● Work task
Write the next part of the movie newsletter text below, starting right after its final sentence.

All of which is to say, this is a big, dumb blockbuster. Even if you need a PhD in theoretical physics in order to understand what's happening. Kick back and enjoy it, as safely and as soon as you can wherever you live.
To quote the movie itself, "Don't try to understand it. Feel it."
Because it might be the last blockbuster you see for a very long time.
Streaming Suggestions!
Something New
The Devil All the Time (Netflix): I decided to hold off on reviewing this movie until I could give it the full-length treatment next week, but I'm certainly more than a little intrigued by a prestige-y drama from an unknown filmmaker that somehow wrangled a very fun cast: Tom Holland (literally the most in-demand actor in Hollywood right now), Robert Pattinson (the A-lister making the most interesting choices in Hollywood), Bill Skarsgard (last seen as the Clown in IT), Sebastian Stan (people tell me he's the Winter Soldier in Marvel movies?), Eliza Scalen (one of the Little Women!) and Riley Keough (Logan Lucky, It Comes At Night). Can't wait! Check it out this week and come ready for next Friday's newsletter.

[Document layout detection data]
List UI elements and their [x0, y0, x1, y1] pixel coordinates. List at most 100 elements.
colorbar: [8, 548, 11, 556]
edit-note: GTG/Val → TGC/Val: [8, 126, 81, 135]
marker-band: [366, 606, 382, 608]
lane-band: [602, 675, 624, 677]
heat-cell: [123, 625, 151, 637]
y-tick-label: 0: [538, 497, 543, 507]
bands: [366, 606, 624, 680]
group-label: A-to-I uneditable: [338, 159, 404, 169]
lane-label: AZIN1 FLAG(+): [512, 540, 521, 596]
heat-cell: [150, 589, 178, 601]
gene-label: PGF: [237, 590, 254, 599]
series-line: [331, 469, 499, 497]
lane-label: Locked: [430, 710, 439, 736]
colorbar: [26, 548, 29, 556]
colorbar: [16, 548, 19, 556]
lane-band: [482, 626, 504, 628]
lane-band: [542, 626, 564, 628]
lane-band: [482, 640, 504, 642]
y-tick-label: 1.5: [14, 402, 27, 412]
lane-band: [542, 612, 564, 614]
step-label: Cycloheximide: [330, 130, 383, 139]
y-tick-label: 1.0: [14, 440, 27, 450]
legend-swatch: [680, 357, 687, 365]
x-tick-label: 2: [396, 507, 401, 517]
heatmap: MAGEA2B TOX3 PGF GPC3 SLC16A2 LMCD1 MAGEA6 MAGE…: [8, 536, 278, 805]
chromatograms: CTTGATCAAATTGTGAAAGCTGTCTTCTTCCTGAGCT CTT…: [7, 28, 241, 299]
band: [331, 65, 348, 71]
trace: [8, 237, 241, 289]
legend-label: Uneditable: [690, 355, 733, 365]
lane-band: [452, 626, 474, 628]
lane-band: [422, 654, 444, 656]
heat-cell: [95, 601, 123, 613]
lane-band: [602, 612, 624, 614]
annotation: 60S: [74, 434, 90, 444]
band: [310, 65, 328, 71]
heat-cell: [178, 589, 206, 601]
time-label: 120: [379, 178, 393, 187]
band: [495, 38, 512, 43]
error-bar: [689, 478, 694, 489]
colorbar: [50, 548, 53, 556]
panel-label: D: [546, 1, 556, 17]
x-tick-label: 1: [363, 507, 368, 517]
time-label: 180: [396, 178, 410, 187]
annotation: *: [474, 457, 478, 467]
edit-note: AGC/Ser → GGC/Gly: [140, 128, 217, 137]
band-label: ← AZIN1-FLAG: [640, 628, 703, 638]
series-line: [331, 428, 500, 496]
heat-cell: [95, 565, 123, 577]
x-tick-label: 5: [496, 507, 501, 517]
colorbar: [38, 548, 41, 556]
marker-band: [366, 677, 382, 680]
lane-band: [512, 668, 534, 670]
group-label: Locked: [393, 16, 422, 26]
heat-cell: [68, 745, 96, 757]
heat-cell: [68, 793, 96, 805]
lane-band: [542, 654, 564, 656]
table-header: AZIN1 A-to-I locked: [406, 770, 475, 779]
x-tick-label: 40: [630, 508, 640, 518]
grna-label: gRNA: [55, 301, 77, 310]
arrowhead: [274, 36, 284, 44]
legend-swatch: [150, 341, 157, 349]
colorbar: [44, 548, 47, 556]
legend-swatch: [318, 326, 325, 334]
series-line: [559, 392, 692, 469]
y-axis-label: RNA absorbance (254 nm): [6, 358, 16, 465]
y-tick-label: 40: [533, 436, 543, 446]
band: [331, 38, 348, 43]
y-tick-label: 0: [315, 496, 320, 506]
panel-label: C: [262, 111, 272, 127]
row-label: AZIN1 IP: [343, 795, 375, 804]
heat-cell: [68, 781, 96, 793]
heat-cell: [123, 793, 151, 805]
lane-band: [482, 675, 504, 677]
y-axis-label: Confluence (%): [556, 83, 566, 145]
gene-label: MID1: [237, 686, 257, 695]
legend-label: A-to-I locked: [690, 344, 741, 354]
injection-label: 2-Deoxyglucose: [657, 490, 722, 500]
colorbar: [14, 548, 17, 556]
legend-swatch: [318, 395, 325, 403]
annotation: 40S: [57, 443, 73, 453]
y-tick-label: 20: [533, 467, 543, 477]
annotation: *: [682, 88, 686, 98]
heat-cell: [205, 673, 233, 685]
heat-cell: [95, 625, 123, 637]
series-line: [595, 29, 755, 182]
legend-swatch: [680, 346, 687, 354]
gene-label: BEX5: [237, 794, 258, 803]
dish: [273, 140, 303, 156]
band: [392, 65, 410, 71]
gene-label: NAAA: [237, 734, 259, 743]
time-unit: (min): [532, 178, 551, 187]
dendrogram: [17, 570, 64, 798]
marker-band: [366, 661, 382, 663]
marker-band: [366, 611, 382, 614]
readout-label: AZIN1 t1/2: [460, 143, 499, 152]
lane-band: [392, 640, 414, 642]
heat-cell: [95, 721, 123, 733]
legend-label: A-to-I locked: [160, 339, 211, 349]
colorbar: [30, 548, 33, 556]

● Written response
Away (Netflix): In its mission to be all things for all people, I'm not necessarily surprised Netflix whipped up a weepy drama to take on behemoth network hits like "This is Us." And while this show isn't for me, I do like how it never tries to disguise its emotional manipulation. Plus, because Netflix is printing money at this point, the show landed a legit star like Hilary Swank in the lead and makes its production looks like it cost many millions of dollars. After all, it's just paper!
Something Old
Memento (2000): If you've already seen this movie, or had its gimmicky conceit spoiled for you, then I doubt you'll derive too much pleasure in revisiting it, though it's hard to believe Nolan's arrival feature is now 20 years old. However, on the off chance you've never heard of this movie or don't know anything about it, oh baby do I have a recommendation for you. This is easily Nolan's most formally inventive and cleverly executed movie, pulling off a magic trick that's actually worth its incredibly loud set up. The confines of a smaller budget keeps Nolan more focused, bringing this movie in at under two hours and without the usual flashy rabbit trails.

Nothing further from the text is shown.